Source data
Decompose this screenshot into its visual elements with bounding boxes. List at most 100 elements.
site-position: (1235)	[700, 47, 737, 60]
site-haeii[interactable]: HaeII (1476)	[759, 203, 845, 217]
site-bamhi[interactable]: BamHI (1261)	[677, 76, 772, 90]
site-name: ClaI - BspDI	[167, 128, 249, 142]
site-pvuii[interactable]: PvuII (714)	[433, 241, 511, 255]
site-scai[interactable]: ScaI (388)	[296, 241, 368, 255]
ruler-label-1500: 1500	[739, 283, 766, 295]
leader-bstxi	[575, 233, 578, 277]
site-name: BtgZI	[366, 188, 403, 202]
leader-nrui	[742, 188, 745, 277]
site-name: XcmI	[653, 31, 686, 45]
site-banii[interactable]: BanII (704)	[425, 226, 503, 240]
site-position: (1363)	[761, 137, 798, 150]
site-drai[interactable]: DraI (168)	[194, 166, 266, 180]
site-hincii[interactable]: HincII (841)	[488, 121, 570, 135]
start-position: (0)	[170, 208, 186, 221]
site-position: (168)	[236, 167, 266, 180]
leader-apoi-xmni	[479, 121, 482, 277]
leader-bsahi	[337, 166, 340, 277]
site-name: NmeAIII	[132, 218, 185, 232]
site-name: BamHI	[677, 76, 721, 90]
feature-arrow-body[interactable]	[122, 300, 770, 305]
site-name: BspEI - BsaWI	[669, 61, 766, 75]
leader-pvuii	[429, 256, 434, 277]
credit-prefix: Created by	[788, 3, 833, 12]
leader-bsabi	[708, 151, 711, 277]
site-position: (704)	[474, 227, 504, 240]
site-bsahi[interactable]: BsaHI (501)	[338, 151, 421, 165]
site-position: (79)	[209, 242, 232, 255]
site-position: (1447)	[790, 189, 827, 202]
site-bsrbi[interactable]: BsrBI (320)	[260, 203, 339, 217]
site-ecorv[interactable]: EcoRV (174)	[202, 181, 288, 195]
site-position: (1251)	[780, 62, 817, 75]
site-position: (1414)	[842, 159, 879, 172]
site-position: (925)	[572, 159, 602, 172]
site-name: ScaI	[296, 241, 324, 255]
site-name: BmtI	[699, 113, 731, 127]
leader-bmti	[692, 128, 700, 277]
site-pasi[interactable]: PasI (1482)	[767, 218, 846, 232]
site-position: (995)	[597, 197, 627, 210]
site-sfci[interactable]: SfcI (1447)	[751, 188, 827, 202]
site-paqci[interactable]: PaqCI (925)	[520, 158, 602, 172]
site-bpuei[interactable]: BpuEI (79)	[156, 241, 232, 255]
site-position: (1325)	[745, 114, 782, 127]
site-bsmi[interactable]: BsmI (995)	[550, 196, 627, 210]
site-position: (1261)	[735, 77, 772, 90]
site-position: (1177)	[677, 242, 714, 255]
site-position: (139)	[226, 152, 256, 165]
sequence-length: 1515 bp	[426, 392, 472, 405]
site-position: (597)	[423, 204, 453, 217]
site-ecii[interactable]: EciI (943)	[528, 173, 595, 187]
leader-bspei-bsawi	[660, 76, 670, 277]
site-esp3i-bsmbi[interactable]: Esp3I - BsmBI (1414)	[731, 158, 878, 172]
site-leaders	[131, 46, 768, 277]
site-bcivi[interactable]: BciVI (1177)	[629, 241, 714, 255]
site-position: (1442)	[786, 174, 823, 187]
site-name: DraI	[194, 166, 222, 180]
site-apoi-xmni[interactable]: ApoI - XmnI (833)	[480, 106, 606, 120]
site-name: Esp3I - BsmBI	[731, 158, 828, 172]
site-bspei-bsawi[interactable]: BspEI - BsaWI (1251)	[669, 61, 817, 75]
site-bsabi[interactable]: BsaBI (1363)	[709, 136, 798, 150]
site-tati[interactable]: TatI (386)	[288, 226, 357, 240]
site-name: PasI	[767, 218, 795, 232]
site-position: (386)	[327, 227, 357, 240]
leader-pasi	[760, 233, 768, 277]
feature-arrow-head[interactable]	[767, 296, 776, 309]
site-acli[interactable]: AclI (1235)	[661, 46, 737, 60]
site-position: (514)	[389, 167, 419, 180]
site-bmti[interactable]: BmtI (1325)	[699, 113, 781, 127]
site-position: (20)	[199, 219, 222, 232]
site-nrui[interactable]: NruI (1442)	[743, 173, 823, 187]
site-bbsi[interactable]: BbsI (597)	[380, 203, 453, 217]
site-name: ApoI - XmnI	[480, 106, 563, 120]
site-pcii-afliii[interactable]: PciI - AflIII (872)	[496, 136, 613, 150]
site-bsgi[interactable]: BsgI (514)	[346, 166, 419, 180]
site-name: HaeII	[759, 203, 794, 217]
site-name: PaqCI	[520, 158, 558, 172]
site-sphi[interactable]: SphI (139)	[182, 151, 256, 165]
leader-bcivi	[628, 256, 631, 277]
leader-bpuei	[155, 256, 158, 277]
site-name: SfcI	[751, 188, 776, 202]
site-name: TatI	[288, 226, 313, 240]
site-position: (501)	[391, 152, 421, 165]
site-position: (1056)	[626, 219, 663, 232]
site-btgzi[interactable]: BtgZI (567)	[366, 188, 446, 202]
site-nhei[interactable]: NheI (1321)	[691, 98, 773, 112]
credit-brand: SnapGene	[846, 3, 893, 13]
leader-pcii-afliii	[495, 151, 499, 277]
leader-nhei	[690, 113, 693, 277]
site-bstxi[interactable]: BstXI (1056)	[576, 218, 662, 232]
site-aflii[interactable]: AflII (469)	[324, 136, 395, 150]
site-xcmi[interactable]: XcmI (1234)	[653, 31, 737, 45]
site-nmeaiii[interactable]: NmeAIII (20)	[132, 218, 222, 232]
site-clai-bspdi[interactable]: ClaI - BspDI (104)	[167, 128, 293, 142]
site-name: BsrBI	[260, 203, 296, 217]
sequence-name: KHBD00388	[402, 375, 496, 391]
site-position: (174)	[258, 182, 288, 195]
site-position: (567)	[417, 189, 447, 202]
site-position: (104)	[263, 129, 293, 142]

#### SHORT TASK:
Write out the listing again, substituting "Made with" for "Created by" and leaving every other line as it is.

#### REPLY TO THE EXERCISE:
Decompose this screenshot into its visual elements with bounding boxes. List at most 100 elements.
site-position: (1235)	[700, 47, 737, 60]
site-haeii[interactable]: HaeII (1476)	[759, 203, 845, 217]
site-bamhi[interactable]: BamHI (1261)	[677, 76, 772, 90]
site-name: ClaI - BspDI	[167, 128, 249, 142]
site-pvuii[interactable]: PvuII (714)	[433, 241, 511, 255]
site-scai[interactable]: ScaI (388)	[296, 241, 368, 255]
ruler-label-1500: 1500	[739, 283, 766, 295]
leader-bstxi	[575, 233, 578, 277]
site-name: BtgZI	[366, 188, 403, 202]
leader-nrui	[742, 188, 745, 277]
site-name: XcmI	[653, 31, 686, 45]
site-banii[interactable]: BanII (704)	[425, 226, 503, 240]
site-position: (1363)	[761, 137, 798, 150]
site-drai[interactable]: DraI (168)	[194, 166, 266, 180]
site-hincii[interactable]: HincII (841)	[488, 121, 570, 135]
start-position: (0)	[170, 208, 186, 221]
site-position: (168)	[236, 167, 266, 180]
leader-apoi-xmni	[479, 121, 482, 277]
leader-bsahi	[337, 166, 340, 277]
site-name: NmeAIII	[132, 218, 185, 232]
site-name: BamHI	[677, 76, 721, 90]
feature-arrow-body[interactable]	[122, 300, 770, 305]
site-name: BspEI - BsaWI	[669, 61, 766, 75]
leader-pvuii	[429, 256, 434, 277]
credit-prefix: Made with	[788, 3, 833, 12]
leader-bsabi	[708, 151, 711, 277]
site-position: (704)	[474, 227, 504, 240]
site-bsahi[interactable]: BsaHI (501)	[338, 151, 421, 165]
site-position: (79)	[209, 242, 232, 255]
site-position: (1447)	[790, 189, 827, 202]
site-bsrbi[interactable]: BsrBI (320)	[260, 203, 339, 217]
site-ecorv[interactable]: EcoRV (174)	[202, 181, 288, 195]
site-position: (1251)	[780, 62, 817, 75]
site-position: (1414)	[842, 159, 879, 172]
site-position: (925)	[572, 159, 602, 172]
site-name: ScaI	[296, 241, 324, 255]
site-name: BmtI	[699, 113, 731, 127]
leader-bmti	[692, 128, 700, 277]
site-pasi[interactable]: PasI (1482)	[767, 218, 846, 232]
site-position: (995)	[597, 197, 627, 210]
site-sfci[interactable]: SfcI (1447)	[751, 188, 827, 202]
site-paqci[interactable]: PaqCI (925)	[520, 158, 602, 172]
site-bpuei[interactable]: BpuEI (79)	[156, 241, 232, 255]
site-position: (1325)	[745, 114, 782, 127]
site-bsmi[interactable]: BsmI (995)	[550, 196, 627, 210]
site-position: (1261)	[735, 77, 772, 90]
site-position: (1177)	[677, 242, 714, 255]
site-position: (139)	[226, 152, 256, 165]
sequence-length: 1515 bp	[426, 392, 472, 405]
site-position: (597)	[423, 204, 453, 217]
site-ecii[interactable]: EciI (943)	[528, 173, 595, 187]
leader-bspei-bsawi	[660, 76, 670, 277]
site-esp3i-bsmbi[interactable]: Esp3I - BsmBI (1414)	[731, 158, 878, 172]
site-leaders	[131, 46, 768, 277]
site-bcivi[interactable]: BciVI (1177)	[629, 241, 714, 255]
site-position: (1442)	[786, 174, 823, 187]
site-name: DraI	[194, 166, 222, 180]
site-apoi-xmni[interactable]: ApoI - XmnI (833)	[480, 106, 606, 120]
site-name: Esp3I - BsmBI	[731, 158, 828, 172]
site-bspei-bsawi[interactable]: BspEI - BsaWI (1251)	[669, 61, 817, 75]
site-bsabi[interactable]: BsaBI (1363)	[709, 136, 798, 150]
site-tati[interactable]: TatI (386)	[288, 226, 357, 240]
site-name: PasI	[767, 218, 795, 232]
site-position: (386)	[327, 227, 357, 240]
leader-pasi	[760, 233, 768, 277]
feature-arrow-head[interactable]	[767, 296, 776, 309]
site-acli[interactable]: AclI (1235)	[661, 46, 737, 60]
site-position: (514)	[389, 167, 419, 180]
site-bmti[interactable]: BmtI (1325)	[699, 113, 781, 127]
site-position: (20)	[199, 219, 222, 232]
site-nrui[interactable]: NruI (1442)	[743, 173, 823, 187]
site-bbsi[interactable]: BbsI (597)	[380, 203, 453, 217]
site-name: ApoI - XmnI	[480, 106, 563, 120]
site-pcii-afliii[interactable]: PciI - AflIII (872)	[496, 136, 613, 150]
site-bsgi[interactable]: BsgI (514)	[346, 166, 419, 180]
site-name: HaeII	[759, 203, 794, 217]
site-name: PaqCI	[520, 158, 558, 172]
site-sphi[interactable]: SphI (139)	[182, 151, 256, 165]
leader-bcivi	[628, 256, 631, 277]
leader-bpuei	[155, 256, 158, 277]
site-name: SfcI	[751, 188, 776, 202]
site-name: TatI	[288, 226, 313, 240]
site-position: (501)	[391, 152, 421, 165]
site-position: (1056)	[626, 219, 663, 232]
site-btgzi[interactable]: BtgZI (567)	[366, 188, 446, 202]
site-nhei[interactable]: NheI (1321)	[691, 98, 773, 112]
credit-brand: SnapGene	[846, 3, 893, 13]
leader-pcii-afliii	[495, 151, 499, 277]
leader-nhei	[690, 113, 693, 277]
site-bstxi[interactable]: BstXI (1056)	[576, 218, 662, 232]
site-aflii[interactable]: AflII (469)	[324, 136, 395, 150]
site-xcmi[interactable]: XcmI (1234)	[653, 31, 737, 45]
site-nmeaiii[interactable]: NmeAIII (20)	[132, 218, 222, 232]
site-clai-bspdi[interactable]: ClaI - BspDI (104)	[167, 128, 293, 142]
site-name: BsrBI	[260, 203, 296, 217]
sequence-name: KHBD00388	[402, 375, 496, 391]
site-position: (174)	[258, 182, 288, 195]
site-position: (567)	[417, 189, 447, 202]
site-position: (104)	[263, 129, 293, 142]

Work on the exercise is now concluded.